╭─ Record set
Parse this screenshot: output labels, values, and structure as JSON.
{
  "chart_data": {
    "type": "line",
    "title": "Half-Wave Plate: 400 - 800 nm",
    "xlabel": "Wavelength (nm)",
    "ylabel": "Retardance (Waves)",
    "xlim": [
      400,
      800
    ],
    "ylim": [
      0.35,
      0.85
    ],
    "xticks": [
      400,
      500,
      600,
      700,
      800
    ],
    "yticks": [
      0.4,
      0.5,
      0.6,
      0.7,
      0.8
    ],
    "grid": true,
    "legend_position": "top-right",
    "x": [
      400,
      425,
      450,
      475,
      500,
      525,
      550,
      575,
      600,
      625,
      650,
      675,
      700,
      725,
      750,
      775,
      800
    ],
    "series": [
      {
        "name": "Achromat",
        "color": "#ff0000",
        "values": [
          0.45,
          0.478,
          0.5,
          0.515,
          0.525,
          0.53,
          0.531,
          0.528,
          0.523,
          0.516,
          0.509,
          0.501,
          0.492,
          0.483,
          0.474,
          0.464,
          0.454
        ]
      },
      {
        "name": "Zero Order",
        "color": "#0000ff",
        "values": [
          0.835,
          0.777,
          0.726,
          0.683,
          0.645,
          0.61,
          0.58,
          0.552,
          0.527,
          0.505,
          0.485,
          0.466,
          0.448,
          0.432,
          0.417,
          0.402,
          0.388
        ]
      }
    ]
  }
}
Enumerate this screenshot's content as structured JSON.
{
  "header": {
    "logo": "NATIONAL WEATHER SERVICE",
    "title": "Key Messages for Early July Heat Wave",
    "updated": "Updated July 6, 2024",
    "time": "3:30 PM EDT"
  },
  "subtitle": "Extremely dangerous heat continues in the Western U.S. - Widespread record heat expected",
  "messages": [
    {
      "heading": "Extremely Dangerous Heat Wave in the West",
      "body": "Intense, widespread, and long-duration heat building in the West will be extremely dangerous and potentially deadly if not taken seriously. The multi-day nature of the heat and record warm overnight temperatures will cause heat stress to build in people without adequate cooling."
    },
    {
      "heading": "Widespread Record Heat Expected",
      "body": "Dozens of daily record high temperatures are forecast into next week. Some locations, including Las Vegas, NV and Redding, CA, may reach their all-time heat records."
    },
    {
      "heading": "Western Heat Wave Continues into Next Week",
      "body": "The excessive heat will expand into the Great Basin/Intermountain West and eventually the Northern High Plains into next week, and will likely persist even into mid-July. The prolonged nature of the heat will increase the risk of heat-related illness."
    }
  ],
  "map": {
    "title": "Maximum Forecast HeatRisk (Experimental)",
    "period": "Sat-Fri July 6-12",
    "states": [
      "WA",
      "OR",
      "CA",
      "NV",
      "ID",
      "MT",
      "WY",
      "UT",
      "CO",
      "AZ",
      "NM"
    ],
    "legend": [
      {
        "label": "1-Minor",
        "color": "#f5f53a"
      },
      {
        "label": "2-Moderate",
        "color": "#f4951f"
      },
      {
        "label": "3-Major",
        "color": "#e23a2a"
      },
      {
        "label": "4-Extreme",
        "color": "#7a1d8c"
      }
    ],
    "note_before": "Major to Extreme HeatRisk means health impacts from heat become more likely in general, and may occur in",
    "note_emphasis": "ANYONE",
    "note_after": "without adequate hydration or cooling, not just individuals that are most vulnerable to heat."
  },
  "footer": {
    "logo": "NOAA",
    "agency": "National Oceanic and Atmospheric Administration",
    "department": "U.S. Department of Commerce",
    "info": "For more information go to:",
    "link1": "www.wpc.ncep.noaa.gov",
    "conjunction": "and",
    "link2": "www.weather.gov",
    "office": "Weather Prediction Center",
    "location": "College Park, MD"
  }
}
╰─
╭─ Record set
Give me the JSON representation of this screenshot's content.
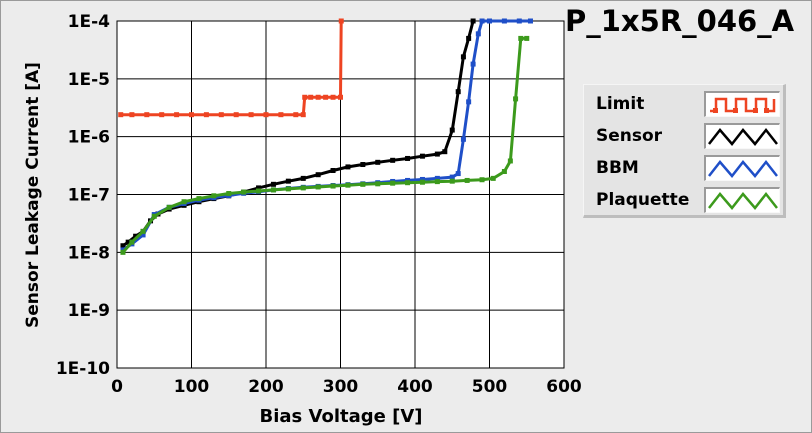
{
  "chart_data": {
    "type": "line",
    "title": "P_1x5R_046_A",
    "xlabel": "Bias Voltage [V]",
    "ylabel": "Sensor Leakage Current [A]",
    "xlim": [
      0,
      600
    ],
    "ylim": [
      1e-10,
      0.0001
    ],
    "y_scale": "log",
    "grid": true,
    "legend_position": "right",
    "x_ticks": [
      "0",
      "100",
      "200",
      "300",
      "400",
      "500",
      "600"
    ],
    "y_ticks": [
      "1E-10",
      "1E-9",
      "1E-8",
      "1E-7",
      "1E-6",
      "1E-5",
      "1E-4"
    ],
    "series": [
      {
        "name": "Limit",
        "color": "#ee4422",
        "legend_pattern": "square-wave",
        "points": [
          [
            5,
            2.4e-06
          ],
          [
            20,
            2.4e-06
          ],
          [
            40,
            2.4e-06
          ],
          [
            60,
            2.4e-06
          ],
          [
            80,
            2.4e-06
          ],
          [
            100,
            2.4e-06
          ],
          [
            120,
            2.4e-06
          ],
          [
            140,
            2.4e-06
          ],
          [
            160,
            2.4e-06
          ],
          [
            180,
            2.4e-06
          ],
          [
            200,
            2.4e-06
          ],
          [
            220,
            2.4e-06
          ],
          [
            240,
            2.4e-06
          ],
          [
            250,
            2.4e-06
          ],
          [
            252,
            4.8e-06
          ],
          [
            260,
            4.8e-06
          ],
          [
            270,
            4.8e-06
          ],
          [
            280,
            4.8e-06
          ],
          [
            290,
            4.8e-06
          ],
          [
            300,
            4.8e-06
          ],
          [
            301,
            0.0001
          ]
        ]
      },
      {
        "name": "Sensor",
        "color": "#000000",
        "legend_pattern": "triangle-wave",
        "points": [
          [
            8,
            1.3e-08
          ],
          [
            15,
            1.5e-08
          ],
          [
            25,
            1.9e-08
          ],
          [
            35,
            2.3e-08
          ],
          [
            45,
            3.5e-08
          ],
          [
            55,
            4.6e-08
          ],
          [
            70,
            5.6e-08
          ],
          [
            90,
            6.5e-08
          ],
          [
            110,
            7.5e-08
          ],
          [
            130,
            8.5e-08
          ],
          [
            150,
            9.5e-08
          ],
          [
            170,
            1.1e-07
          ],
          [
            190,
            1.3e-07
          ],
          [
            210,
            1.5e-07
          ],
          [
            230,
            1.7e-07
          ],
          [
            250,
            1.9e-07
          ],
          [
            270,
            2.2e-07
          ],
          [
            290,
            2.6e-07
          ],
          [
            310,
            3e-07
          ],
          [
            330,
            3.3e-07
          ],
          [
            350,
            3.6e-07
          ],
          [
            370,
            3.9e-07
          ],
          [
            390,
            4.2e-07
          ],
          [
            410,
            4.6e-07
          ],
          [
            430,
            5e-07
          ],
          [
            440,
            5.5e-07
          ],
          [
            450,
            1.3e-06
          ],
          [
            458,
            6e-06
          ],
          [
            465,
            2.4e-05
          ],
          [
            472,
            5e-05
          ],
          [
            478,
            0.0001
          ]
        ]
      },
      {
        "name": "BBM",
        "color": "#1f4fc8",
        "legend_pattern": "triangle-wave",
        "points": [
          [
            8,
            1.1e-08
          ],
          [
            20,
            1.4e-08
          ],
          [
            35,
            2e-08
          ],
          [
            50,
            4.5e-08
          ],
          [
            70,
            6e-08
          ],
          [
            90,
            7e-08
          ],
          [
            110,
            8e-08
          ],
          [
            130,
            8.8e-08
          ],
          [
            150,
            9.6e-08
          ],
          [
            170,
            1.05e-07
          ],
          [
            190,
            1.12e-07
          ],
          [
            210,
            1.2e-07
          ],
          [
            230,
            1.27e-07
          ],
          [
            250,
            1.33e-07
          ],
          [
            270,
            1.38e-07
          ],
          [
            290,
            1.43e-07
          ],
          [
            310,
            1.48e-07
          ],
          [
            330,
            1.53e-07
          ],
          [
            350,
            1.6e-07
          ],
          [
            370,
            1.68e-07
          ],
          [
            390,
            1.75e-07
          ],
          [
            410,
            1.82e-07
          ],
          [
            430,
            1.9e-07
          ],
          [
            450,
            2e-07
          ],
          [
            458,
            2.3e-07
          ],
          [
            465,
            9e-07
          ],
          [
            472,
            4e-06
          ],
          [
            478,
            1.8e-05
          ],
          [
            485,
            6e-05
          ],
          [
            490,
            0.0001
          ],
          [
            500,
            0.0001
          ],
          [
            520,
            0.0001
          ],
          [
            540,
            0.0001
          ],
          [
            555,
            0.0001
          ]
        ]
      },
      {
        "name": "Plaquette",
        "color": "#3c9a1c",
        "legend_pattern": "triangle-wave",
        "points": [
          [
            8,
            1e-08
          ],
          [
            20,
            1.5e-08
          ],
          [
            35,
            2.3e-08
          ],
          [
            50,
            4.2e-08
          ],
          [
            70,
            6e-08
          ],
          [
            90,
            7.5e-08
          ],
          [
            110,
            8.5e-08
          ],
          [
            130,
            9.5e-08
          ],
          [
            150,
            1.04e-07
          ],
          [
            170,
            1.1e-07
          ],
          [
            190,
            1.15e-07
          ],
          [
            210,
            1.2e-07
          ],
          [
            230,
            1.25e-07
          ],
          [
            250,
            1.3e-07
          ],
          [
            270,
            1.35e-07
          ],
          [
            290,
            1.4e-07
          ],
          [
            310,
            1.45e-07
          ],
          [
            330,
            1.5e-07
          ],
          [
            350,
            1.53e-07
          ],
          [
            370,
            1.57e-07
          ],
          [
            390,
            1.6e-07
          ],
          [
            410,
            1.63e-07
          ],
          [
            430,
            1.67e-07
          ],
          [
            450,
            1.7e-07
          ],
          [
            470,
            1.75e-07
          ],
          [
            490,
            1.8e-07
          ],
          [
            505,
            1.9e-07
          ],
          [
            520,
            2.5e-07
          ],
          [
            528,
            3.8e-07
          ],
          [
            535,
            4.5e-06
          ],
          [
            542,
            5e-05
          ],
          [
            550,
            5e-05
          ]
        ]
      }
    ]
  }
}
╰─
╭─ Record set
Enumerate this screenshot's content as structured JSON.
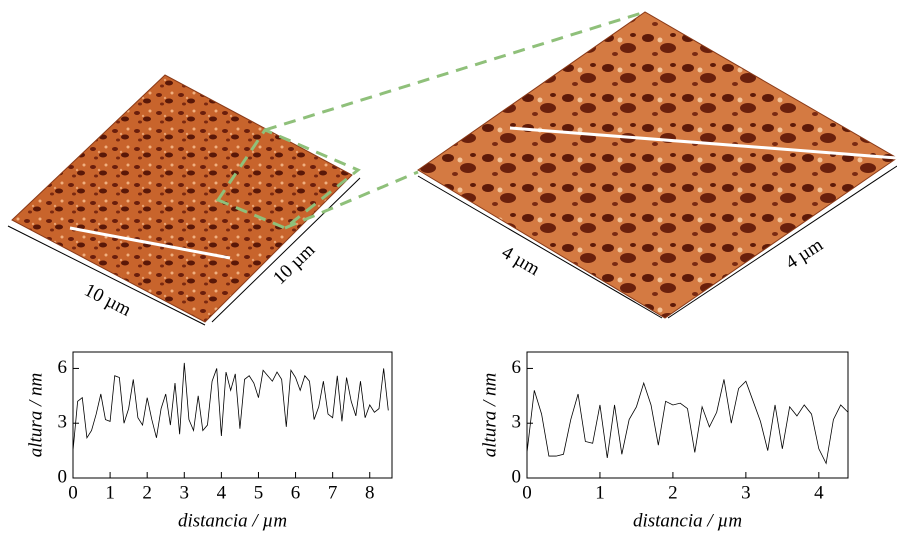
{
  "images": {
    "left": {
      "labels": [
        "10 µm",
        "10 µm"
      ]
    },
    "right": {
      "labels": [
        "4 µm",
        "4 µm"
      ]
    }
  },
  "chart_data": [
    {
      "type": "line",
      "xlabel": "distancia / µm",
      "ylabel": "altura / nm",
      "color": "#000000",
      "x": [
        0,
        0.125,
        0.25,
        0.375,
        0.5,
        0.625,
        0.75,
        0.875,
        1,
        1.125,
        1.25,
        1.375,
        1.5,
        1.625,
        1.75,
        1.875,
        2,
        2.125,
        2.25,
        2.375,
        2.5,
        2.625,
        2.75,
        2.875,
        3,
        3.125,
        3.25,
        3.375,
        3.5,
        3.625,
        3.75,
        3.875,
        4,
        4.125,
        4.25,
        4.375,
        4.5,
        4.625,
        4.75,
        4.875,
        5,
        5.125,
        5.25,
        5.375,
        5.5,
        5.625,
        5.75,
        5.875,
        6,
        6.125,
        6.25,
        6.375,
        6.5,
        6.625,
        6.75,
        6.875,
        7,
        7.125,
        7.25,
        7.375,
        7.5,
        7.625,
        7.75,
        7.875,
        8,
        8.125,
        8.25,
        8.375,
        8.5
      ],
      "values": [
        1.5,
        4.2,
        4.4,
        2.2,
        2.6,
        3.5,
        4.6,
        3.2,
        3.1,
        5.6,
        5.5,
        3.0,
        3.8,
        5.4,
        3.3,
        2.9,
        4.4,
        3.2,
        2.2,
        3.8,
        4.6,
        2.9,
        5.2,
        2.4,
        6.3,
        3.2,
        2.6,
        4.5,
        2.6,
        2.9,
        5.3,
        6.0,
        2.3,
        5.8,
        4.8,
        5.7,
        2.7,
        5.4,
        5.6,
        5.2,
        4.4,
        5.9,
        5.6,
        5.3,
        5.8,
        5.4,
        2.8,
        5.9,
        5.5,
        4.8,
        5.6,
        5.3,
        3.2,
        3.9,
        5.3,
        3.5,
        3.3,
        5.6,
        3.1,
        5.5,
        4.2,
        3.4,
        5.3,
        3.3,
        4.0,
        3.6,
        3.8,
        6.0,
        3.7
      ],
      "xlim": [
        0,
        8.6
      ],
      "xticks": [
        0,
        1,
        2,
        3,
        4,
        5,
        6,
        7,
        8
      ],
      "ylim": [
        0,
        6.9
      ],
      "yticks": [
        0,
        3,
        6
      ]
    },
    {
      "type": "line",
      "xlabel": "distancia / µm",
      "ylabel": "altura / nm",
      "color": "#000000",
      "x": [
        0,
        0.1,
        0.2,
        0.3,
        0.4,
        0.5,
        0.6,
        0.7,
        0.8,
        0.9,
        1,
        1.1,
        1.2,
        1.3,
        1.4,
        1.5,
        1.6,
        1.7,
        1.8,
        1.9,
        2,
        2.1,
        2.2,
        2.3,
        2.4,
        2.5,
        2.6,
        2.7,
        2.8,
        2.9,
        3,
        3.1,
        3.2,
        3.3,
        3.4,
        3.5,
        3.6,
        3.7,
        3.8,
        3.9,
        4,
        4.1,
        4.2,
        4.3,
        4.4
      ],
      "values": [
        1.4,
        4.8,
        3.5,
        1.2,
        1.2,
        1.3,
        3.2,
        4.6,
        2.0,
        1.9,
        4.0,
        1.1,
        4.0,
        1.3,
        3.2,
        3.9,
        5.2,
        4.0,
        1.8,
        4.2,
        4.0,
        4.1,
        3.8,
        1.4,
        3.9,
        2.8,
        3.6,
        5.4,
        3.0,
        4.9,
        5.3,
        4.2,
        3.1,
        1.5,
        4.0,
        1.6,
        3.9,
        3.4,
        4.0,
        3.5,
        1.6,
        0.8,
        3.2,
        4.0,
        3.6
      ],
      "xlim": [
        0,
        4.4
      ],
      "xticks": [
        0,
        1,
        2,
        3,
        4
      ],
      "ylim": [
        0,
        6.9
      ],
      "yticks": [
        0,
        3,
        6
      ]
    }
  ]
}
╰─
▸ **Task prompt**
Pull out all lines from the entries above in which the word "temperatures" appears.

▸ **Result of the task**
      "body": "Intense, widespread, and long-duration heat building in the West will be extremely dangerous and potentially deadly if not taken seriously. The multi-day nature of the heat and record warm overnight temperatures will cause heat stress to build in people without adequate cooling."
      "body": "Dozens of daily record high temperatures are forecast into next week. Some locations, including Las Vegas, NV and Redding, CA, may reach their all-time heat records."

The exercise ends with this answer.